(GOAL OF THE EXERCISE):
Locate the string "dochodowym" in the listing below. Copy every line where it is found.

(SUPPLIED DATA):

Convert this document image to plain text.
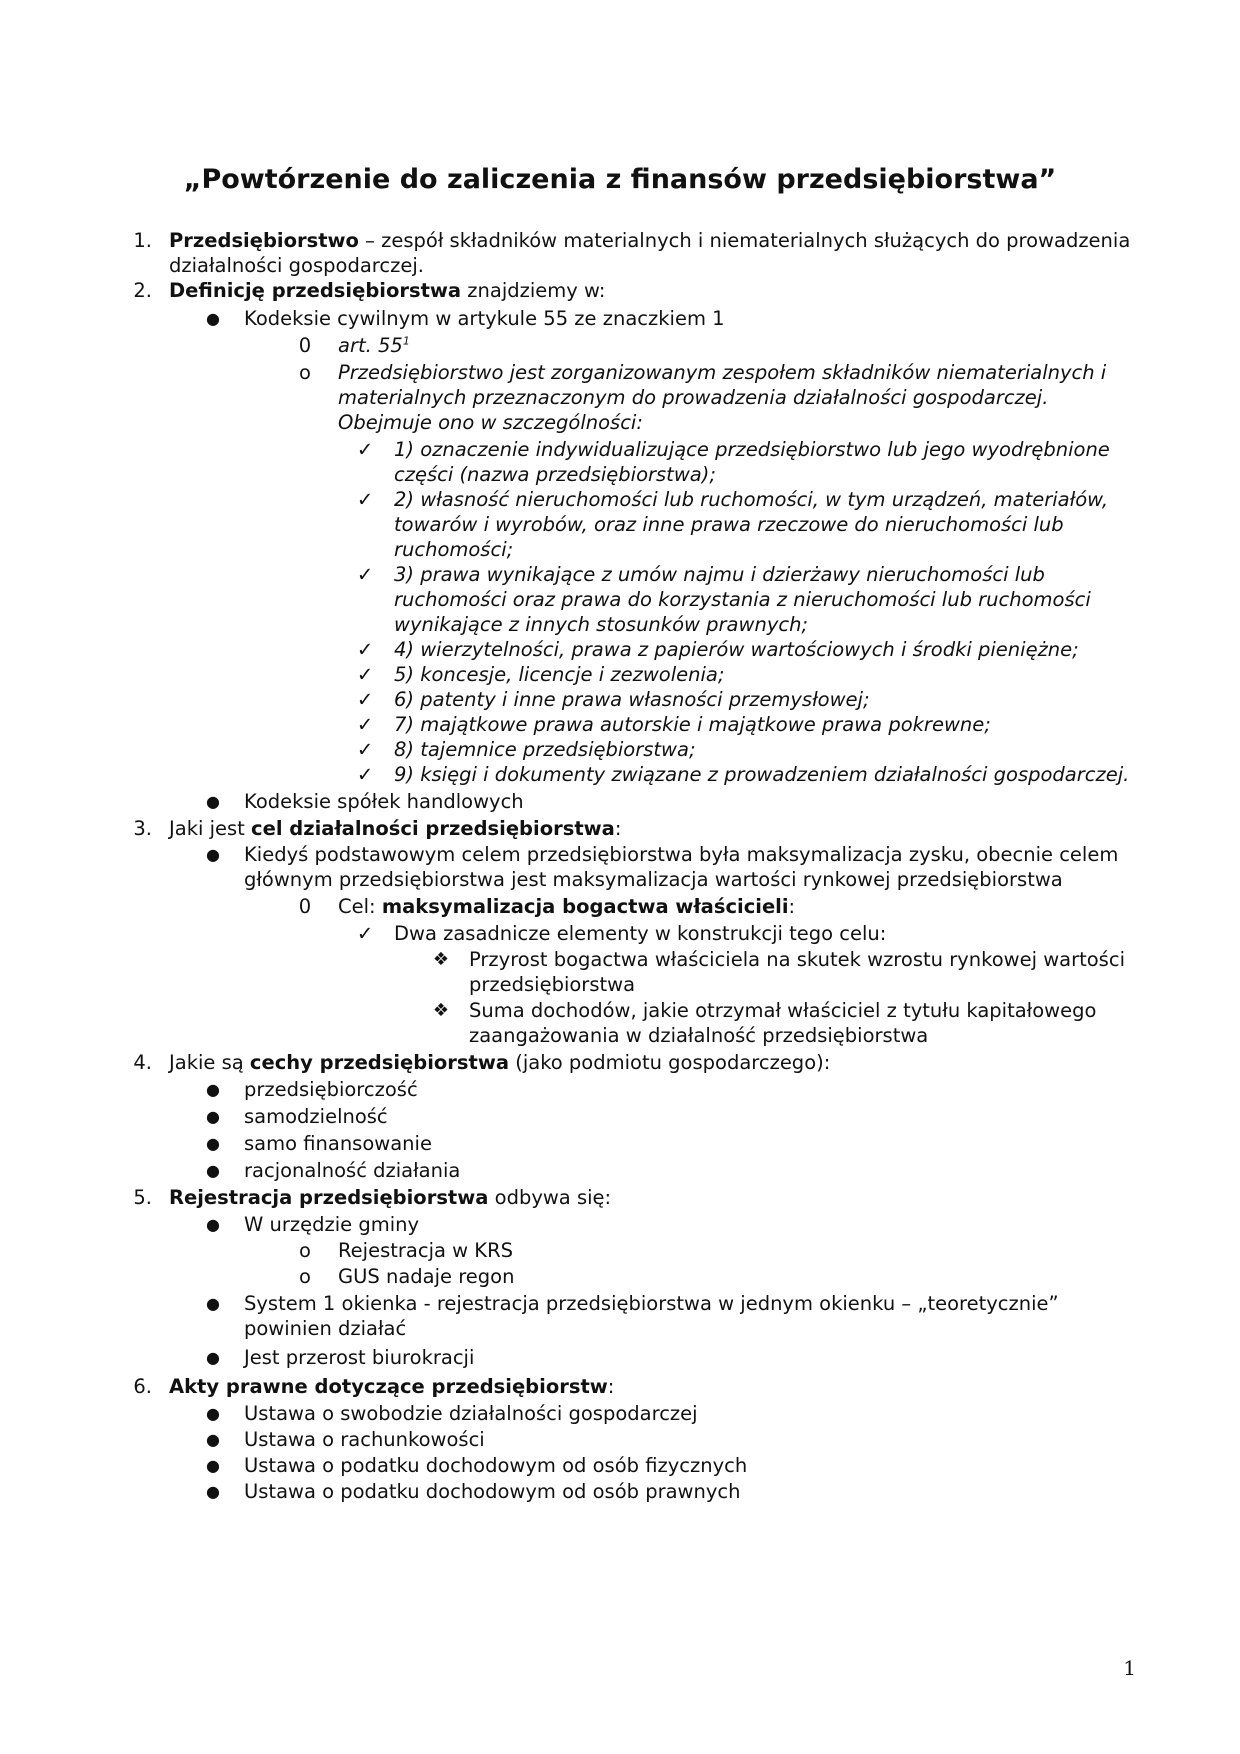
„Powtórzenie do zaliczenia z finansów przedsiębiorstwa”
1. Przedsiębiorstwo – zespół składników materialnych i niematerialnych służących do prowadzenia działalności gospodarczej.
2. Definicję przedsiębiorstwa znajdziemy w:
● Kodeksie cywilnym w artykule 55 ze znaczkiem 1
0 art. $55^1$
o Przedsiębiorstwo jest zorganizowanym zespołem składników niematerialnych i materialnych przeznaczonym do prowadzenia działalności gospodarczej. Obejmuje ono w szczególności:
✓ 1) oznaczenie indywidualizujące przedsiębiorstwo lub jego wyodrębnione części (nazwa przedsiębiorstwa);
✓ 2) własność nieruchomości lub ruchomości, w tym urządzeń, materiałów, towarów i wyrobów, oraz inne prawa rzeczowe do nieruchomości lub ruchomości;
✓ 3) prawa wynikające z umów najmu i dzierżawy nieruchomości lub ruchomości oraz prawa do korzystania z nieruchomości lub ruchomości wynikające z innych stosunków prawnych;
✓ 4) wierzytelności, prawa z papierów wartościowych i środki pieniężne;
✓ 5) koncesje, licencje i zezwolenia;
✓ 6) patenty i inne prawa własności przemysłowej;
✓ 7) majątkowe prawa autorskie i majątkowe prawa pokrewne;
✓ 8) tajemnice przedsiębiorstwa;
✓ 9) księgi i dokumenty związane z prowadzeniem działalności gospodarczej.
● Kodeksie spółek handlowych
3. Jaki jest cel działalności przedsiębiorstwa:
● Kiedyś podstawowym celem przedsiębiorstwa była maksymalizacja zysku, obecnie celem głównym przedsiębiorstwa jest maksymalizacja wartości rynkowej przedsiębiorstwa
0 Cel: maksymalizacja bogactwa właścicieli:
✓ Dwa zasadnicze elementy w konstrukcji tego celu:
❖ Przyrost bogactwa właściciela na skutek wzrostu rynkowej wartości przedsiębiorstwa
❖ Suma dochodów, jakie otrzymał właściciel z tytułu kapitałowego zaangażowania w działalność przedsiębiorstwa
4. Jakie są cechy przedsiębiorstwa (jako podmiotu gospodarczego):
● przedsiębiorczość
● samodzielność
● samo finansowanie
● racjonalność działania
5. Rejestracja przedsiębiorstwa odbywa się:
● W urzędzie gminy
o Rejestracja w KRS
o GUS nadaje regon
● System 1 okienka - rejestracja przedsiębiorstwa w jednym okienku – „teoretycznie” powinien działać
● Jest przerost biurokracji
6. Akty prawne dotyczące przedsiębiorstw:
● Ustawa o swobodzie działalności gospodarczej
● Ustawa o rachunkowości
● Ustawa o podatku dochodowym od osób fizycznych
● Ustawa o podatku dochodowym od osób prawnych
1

(EXERCISE RESPONSE):
● Ustawa o podatku dochodowym od osób fizycznych
● Ustawa o podatku dochodowym od osób prawnych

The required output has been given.